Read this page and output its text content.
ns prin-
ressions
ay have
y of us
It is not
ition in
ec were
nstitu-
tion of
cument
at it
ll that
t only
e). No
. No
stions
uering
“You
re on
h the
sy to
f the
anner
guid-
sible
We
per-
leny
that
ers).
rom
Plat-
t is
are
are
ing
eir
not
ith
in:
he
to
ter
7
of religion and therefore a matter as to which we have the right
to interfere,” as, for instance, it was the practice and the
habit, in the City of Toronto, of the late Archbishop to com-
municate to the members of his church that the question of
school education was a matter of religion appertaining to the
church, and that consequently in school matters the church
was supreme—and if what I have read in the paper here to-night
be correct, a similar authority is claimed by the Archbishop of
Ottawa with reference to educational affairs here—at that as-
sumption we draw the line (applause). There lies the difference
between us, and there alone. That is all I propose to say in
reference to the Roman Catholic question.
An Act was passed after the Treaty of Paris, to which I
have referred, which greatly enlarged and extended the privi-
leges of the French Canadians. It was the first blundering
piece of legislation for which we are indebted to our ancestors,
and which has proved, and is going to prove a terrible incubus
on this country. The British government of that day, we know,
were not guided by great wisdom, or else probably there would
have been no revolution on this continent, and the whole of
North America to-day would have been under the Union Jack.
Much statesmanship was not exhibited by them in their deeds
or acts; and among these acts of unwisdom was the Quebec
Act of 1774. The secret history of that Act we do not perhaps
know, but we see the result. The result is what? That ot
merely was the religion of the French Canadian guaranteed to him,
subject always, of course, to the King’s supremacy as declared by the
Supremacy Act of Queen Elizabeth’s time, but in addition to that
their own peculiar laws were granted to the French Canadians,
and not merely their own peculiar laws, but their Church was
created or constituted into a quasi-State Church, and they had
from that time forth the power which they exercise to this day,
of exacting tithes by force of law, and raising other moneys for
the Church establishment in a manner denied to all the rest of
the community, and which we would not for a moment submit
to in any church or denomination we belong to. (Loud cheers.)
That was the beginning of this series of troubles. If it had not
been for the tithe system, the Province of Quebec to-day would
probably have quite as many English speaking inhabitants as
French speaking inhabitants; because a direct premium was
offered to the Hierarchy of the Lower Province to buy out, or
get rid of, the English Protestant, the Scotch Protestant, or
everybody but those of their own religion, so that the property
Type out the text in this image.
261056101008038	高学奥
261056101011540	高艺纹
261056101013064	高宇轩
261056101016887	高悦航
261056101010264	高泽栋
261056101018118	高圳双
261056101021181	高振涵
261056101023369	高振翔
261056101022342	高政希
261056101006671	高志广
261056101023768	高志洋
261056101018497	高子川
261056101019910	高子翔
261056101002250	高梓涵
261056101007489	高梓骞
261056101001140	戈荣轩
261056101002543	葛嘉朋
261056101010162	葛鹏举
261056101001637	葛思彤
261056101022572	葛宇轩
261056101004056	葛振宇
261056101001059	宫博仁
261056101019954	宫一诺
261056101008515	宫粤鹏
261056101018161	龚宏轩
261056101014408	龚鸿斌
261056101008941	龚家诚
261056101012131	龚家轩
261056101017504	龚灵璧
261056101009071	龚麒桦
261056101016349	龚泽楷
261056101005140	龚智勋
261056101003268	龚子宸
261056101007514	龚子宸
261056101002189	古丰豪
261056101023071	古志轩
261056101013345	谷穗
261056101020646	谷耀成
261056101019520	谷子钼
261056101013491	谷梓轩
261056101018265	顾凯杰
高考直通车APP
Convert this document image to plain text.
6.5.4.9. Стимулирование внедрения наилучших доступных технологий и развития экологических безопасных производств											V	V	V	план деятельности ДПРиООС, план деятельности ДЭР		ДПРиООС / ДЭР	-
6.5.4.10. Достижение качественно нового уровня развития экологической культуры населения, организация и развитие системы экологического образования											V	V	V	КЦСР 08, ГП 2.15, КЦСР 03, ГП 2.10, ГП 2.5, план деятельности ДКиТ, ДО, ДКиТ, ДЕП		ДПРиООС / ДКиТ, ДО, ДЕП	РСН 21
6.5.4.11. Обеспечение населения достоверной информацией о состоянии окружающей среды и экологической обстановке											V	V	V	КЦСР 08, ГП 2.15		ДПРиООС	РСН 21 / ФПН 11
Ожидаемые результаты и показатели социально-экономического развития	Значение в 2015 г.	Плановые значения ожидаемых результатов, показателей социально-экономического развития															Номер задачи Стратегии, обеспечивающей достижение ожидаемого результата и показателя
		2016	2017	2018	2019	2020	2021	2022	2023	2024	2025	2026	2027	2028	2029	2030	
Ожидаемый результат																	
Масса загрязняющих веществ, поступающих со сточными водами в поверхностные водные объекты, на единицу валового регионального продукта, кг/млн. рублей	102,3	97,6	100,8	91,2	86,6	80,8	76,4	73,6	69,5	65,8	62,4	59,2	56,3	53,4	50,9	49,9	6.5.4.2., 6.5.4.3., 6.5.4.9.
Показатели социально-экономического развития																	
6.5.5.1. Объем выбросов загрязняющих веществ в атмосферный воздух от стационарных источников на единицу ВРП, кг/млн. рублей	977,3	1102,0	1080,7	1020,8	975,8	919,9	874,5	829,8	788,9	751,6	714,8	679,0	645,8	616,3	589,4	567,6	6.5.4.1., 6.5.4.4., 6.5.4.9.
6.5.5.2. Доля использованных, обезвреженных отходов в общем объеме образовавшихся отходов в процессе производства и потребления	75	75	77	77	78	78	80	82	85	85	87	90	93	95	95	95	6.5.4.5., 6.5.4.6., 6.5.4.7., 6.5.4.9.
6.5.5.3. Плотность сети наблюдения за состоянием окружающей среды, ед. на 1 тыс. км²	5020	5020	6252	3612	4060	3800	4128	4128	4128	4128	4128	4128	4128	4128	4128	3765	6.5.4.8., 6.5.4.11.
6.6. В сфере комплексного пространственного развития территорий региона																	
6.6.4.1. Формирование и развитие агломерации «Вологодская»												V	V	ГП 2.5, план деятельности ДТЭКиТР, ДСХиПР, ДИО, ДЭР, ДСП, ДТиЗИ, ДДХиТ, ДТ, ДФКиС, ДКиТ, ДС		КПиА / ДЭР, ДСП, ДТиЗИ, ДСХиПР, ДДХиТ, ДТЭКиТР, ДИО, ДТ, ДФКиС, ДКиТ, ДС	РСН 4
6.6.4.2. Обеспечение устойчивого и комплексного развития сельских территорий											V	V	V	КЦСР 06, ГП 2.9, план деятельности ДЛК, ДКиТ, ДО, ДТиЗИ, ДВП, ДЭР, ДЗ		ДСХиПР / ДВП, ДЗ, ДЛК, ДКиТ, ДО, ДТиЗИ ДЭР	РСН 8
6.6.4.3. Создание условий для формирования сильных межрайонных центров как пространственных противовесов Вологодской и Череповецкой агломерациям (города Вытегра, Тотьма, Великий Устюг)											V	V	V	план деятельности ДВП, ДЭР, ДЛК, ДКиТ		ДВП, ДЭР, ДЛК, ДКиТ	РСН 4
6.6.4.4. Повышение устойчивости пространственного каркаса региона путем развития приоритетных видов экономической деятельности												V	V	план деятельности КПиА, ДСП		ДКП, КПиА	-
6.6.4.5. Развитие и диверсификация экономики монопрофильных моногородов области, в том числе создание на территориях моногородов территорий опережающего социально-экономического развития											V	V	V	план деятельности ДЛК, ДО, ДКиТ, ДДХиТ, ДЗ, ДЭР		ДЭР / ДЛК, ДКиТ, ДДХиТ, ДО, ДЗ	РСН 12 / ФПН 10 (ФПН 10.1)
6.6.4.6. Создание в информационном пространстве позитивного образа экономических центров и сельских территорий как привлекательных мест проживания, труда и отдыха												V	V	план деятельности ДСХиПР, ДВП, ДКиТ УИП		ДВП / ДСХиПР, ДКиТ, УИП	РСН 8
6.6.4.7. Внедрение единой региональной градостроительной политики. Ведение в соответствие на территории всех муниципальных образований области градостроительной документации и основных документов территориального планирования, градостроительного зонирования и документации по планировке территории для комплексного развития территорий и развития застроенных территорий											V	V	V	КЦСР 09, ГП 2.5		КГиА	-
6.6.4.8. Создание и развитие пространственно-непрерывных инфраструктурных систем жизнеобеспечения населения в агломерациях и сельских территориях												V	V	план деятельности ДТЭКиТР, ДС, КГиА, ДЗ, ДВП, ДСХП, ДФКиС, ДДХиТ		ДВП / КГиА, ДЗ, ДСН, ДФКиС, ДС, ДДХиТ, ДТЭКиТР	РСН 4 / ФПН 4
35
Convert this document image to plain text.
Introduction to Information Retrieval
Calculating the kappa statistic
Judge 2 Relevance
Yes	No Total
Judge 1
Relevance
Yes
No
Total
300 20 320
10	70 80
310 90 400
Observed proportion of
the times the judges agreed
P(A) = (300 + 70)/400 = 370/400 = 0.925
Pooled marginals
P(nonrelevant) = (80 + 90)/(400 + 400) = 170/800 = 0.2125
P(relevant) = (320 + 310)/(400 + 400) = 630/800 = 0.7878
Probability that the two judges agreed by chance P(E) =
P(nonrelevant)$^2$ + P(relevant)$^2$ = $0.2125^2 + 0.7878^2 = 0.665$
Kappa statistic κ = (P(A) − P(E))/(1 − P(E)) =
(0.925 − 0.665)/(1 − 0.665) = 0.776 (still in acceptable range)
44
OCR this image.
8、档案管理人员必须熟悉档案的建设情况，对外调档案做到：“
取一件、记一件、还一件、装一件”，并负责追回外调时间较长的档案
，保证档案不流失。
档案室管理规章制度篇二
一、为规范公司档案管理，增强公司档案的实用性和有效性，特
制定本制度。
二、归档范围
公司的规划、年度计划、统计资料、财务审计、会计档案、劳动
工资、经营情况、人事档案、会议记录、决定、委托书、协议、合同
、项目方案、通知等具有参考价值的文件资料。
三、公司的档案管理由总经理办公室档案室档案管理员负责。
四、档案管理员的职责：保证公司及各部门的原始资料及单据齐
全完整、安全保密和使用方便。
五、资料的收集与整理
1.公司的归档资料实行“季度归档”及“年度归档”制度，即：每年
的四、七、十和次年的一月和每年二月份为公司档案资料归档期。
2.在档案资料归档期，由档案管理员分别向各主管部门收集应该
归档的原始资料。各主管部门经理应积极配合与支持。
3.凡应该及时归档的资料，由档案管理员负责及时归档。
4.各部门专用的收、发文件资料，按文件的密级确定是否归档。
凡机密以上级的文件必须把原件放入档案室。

▬▬▬

Report the number of lines in the listing where the string "religion" appears, and nothing besides.

§ **SOLUTION TO THE PROBLEM**
4